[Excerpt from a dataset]
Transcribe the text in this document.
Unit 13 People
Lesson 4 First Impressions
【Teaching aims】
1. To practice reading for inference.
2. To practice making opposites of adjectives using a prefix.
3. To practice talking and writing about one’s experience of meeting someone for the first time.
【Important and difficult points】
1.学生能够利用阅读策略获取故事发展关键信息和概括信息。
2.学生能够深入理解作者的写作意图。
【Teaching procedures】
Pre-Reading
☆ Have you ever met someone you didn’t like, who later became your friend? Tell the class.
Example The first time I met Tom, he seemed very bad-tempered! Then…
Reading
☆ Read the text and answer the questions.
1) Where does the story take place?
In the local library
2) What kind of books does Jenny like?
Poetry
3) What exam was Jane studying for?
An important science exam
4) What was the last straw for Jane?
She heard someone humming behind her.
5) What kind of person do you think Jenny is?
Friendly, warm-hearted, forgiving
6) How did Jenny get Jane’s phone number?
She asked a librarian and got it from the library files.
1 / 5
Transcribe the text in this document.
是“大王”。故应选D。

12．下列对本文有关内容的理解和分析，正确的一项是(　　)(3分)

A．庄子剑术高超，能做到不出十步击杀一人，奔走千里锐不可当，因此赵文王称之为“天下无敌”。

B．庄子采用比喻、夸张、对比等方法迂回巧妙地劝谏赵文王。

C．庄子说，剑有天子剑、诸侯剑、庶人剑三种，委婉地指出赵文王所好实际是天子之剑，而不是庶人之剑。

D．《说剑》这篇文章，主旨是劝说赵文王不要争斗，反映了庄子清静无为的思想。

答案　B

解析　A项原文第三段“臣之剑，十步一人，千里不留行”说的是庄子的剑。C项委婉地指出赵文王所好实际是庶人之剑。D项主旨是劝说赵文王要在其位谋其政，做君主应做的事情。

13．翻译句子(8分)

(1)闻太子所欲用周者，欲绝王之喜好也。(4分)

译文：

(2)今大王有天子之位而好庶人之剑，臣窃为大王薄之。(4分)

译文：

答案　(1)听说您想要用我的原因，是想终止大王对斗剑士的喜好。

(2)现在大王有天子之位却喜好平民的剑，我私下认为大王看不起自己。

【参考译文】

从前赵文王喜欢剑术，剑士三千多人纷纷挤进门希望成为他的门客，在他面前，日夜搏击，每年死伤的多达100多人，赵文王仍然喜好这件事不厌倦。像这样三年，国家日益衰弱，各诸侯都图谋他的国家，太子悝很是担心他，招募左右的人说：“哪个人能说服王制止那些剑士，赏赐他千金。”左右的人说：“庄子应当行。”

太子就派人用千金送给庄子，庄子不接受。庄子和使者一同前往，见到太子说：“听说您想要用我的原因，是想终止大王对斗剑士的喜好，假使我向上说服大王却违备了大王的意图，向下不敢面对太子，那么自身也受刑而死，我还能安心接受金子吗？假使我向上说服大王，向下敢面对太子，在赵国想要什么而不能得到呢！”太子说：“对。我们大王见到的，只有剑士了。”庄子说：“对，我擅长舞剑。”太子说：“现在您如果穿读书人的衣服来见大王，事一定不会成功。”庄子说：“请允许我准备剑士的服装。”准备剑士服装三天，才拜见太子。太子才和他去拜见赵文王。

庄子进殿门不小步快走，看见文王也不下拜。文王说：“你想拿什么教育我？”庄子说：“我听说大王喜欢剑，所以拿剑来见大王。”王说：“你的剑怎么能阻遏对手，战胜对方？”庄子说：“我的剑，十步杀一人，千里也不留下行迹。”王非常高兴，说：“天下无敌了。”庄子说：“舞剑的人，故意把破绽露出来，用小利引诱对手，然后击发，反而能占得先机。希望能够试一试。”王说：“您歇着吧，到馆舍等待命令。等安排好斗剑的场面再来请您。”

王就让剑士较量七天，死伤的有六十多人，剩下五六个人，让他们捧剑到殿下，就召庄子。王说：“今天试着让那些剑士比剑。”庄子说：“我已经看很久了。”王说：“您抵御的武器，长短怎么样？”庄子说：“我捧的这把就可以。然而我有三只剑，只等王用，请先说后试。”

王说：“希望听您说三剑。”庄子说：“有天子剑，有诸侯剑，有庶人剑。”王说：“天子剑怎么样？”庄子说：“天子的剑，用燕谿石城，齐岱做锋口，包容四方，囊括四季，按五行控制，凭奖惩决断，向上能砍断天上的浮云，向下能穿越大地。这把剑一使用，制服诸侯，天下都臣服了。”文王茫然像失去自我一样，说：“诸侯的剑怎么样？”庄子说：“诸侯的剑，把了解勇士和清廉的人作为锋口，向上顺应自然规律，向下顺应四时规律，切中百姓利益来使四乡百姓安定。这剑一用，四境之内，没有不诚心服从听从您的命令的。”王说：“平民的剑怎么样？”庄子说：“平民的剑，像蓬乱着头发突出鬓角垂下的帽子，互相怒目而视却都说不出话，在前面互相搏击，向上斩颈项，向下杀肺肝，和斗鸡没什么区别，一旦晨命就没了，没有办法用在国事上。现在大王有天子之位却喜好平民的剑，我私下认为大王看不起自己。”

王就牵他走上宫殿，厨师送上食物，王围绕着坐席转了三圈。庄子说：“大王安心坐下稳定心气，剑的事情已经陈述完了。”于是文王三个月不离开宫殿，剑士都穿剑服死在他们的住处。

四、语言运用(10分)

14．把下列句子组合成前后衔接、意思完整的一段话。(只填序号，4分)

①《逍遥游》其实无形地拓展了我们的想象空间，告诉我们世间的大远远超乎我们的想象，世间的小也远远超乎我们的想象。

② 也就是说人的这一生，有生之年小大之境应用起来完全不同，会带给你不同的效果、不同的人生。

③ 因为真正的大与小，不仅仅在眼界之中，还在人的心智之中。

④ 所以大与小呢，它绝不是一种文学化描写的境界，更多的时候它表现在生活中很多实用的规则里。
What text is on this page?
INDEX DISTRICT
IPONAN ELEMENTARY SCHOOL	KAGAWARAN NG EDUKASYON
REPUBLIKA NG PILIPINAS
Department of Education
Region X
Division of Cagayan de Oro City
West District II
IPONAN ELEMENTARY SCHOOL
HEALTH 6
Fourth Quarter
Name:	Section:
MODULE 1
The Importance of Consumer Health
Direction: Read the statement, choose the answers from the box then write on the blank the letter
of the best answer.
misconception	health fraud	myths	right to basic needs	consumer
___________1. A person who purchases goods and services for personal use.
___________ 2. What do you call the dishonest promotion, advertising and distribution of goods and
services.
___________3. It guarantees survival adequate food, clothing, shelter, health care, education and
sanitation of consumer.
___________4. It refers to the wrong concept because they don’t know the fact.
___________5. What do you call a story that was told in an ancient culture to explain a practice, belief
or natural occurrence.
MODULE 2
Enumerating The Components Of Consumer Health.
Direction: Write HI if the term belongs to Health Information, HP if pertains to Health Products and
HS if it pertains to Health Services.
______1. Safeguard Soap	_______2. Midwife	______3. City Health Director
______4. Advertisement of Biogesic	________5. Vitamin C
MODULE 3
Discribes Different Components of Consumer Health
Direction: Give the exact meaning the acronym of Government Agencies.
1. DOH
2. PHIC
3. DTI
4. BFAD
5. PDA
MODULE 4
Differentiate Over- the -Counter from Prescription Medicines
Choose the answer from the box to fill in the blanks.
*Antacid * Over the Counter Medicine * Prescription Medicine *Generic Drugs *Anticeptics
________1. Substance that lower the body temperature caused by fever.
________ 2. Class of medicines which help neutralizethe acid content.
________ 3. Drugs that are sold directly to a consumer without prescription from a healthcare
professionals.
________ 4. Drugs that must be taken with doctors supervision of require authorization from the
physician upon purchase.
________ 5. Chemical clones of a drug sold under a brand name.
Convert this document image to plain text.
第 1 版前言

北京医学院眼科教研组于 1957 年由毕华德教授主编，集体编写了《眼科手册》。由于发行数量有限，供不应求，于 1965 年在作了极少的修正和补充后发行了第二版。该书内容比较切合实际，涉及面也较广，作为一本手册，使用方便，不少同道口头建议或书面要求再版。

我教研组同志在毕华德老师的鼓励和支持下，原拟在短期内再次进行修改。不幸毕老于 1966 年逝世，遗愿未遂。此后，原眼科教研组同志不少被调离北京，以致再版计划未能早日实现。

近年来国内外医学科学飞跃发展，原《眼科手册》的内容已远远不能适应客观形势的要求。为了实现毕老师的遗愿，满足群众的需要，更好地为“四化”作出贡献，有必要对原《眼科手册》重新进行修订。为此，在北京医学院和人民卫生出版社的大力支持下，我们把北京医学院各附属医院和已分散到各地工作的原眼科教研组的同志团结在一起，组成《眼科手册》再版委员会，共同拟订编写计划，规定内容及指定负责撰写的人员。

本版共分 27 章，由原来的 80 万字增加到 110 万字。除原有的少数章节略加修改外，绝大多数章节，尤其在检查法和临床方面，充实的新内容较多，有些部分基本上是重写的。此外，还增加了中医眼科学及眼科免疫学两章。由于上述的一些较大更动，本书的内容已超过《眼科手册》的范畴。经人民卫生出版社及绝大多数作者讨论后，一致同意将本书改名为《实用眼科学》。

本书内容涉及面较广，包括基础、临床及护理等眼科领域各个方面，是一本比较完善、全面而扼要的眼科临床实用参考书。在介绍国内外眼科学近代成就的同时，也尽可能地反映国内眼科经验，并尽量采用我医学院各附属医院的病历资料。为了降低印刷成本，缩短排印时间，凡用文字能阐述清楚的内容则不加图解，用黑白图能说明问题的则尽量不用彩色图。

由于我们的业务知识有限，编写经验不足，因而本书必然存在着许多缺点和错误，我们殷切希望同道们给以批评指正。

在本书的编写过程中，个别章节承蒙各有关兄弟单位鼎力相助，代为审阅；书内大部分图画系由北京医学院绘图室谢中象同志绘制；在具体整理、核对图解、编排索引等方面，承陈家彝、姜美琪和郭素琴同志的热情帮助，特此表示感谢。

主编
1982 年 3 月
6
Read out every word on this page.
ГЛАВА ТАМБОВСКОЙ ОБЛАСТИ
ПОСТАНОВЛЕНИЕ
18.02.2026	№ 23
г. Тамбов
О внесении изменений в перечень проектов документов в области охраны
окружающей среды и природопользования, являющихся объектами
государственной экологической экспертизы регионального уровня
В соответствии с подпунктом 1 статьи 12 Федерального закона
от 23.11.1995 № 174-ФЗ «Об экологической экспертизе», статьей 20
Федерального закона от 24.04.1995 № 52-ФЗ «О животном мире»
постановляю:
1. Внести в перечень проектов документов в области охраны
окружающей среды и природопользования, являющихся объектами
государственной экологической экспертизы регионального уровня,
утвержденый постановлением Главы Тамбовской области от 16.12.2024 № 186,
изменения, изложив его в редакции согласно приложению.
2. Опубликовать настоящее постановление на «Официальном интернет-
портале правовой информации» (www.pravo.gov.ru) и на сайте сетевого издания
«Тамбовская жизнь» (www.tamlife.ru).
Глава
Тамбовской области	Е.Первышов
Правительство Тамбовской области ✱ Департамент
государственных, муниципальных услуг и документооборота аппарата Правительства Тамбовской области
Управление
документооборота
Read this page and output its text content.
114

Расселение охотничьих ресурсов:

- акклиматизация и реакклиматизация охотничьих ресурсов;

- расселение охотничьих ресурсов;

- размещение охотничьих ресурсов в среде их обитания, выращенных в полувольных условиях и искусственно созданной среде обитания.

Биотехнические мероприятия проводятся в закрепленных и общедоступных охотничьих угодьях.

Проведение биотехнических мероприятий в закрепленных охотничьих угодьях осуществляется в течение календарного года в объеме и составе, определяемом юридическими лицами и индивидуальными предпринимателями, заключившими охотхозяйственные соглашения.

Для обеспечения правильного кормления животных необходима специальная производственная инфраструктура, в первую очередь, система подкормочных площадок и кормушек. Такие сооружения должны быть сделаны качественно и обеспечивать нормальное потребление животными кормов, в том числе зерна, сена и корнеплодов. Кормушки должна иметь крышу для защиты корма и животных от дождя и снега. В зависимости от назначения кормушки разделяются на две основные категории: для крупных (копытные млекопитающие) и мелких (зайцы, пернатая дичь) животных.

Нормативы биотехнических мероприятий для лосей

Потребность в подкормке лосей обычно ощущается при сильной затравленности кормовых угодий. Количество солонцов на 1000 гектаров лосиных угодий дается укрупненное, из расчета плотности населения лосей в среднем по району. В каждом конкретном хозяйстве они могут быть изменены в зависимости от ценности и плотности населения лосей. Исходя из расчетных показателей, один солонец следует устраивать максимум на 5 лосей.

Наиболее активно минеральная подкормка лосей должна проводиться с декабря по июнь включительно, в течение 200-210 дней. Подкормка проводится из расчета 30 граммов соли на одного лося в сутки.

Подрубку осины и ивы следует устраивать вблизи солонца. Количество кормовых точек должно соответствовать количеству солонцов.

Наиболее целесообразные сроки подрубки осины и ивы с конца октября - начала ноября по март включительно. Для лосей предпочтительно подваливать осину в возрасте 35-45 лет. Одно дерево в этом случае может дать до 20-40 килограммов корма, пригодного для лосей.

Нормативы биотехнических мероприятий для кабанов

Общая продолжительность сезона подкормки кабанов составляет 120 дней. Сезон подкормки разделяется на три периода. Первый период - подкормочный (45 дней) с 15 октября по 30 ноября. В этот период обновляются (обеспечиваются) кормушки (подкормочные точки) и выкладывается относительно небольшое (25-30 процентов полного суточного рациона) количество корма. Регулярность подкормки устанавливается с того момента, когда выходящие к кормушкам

WHAT IS EXPECTED. Search the lines for the string "документов" and copy every line that has it.

OUTPUT.
О внесении изменений в перечень проектов документов в области охраны
1. Внести в перечень проектов документов в области охраны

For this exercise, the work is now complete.